++++ AVAILABLE RECORDS ++++

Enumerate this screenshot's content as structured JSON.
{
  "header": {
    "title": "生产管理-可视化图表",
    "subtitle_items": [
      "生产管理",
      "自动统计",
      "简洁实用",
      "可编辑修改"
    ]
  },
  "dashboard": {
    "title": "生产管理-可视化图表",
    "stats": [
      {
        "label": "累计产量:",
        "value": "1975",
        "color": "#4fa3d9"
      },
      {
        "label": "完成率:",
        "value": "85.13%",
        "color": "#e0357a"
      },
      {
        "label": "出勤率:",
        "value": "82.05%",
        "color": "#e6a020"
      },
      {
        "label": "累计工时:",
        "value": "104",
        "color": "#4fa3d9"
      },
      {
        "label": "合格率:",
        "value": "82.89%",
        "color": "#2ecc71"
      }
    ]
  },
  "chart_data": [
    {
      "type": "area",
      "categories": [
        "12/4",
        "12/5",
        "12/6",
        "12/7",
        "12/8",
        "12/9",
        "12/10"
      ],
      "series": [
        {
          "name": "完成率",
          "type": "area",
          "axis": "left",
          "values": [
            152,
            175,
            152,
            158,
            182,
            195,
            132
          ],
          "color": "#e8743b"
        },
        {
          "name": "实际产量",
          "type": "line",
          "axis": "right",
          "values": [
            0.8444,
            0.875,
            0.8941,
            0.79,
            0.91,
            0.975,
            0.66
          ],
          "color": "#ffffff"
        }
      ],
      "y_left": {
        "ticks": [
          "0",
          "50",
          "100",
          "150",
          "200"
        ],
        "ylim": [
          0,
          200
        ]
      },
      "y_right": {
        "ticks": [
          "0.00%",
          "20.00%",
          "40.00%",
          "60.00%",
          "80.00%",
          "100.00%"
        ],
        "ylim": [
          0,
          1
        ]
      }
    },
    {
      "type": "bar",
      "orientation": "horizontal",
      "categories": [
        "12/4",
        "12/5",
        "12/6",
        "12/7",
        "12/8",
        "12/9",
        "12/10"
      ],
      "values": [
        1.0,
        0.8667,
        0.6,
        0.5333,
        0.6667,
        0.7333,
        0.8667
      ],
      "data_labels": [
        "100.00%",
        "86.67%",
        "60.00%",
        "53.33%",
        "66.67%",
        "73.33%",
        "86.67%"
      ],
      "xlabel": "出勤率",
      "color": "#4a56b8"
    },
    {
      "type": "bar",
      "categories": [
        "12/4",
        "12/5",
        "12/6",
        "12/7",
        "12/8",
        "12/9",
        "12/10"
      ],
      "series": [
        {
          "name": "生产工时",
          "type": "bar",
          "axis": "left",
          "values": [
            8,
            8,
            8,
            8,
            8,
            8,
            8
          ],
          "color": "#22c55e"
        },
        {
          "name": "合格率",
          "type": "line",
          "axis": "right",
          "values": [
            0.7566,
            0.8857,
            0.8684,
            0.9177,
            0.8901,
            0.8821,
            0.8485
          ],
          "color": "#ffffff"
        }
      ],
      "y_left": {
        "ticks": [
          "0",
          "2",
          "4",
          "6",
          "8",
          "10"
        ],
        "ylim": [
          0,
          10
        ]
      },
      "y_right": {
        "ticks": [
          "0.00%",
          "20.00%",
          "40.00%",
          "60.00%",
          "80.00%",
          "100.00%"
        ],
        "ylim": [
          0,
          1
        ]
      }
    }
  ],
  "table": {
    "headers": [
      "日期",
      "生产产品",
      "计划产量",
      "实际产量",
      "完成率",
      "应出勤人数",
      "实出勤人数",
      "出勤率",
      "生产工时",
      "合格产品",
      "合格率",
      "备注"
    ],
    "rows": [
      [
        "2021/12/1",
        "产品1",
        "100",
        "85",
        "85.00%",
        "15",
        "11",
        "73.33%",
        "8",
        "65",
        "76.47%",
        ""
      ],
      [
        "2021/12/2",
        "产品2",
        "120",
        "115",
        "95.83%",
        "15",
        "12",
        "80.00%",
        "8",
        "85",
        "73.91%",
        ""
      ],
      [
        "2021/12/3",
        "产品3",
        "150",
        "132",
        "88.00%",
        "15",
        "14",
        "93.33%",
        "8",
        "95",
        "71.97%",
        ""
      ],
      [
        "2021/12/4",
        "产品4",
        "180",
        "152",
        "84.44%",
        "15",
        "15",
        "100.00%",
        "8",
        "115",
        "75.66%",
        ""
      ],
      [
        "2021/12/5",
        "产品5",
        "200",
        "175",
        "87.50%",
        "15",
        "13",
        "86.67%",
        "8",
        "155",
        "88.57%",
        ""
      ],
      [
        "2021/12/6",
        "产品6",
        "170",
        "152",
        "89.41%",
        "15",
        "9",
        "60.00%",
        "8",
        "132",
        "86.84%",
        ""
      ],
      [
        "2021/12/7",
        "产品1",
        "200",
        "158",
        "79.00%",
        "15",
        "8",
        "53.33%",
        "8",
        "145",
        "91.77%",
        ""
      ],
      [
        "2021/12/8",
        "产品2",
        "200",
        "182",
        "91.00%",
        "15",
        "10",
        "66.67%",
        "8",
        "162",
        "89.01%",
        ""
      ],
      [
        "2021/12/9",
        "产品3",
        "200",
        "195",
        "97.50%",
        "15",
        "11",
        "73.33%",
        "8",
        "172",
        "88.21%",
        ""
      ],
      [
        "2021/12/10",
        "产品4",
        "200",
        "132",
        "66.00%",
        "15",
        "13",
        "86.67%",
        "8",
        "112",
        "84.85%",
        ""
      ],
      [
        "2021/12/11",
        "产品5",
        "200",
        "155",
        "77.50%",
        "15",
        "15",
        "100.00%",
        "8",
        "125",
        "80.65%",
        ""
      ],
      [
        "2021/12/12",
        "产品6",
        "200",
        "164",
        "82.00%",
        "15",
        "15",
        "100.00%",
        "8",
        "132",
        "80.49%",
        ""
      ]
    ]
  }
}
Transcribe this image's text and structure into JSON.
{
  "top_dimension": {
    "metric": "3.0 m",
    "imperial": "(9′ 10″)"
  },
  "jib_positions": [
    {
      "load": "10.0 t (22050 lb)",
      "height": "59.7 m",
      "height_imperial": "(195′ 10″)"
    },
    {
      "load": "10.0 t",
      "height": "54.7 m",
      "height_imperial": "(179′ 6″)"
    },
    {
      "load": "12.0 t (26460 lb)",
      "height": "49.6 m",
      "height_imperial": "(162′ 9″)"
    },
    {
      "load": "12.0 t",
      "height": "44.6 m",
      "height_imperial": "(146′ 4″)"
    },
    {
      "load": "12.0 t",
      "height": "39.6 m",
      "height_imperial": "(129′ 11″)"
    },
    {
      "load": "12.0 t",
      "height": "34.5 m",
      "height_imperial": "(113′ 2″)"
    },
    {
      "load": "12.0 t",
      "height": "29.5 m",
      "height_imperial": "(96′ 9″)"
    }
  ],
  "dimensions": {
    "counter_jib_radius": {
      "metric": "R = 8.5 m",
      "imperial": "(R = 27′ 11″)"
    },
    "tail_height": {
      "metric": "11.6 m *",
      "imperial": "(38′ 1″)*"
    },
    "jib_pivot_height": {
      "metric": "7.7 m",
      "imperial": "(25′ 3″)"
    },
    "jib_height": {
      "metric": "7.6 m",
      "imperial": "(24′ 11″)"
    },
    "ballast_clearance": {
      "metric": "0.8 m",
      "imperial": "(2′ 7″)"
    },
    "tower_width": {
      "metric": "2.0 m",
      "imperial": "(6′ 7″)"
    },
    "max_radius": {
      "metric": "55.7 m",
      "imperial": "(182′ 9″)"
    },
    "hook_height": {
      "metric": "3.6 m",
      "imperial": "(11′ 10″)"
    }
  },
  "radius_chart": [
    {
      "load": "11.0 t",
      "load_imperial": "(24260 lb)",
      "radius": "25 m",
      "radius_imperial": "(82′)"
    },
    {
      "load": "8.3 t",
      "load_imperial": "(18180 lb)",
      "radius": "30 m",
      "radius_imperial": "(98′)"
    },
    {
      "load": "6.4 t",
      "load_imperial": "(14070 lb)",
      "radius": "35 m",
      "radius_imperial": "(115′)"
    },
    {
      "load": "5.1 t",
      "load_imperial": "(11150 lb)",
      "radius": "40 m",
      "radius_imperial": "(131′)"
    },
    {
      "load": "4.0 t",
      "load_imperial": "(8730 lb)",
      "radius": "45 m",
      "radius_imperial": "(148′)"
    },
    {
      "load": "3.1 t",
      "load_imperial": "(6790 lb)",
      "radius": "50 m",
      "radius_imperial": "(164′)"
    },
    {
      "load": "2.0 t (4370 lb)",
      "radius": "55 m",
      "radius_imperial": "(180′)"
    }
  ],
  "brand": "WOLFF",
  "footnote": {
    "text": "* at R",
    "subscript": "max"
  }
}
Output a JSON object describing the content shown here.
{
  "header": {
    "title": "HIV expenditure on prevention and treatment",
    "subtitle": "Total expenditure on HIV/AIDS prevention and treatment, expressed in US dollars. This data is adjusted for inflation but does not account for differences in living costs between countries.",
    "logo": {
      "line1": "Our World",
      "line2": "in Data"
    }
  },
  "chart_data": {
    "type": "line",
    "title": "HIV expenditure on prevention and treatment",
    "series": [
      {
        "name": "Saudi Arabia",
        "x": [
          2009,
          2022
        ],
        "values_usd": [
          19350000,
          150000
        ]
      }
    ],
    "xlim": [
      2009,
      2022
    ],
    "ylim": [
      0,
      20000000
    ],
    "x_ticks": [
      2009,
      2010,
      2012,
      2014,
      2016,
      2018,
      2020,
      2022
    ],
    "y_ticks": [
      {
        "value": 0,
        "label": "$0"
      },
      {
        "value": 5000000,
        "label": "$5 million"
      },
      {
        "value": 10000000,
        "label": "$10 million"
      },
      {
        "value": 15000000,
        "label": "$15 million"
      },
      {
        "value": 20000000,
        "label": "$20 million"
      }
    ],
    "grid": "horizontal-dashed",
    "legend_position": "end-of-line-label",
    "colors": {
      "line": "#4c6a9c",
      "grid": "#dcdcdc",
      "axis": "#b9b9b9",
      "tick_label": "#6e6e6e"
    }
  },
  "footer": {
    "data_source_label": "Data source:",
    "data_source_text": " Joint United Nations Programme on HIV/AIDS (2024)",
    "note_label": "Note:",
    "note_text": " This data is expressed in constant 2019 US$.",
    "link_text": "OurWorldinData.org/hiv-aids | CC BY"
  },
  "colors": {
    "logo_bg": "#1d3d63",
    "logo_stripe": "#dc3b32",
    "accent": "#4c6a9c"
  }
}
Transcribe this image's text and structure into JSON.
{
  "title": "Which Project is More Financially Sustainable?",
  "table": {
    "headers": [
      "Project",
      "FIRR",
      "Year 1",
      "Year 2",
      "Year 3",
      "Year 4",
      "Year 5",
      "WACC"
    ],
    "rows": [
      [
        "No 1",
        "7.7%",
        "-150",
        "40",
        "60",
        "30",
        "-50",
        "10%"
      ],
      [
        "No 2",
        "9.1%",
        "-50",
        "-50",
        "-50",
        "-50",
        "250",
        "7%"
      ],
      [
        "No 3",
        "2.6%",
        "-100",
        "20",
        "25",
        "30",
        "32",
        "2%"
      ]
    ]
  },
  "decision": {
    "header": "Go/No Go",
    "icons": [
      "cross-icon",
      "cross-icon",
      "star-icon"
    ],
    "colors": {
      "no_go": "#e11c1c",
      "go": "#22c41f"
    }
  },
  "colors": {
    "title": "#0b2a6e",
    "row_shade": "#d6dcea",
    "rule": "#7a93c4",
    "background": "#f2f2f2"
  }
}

++++

WHAT YOU WILL DO: For the data above, state how many lines contain "content"; the number is the whole answer.

WRITTEN ANSWER: 2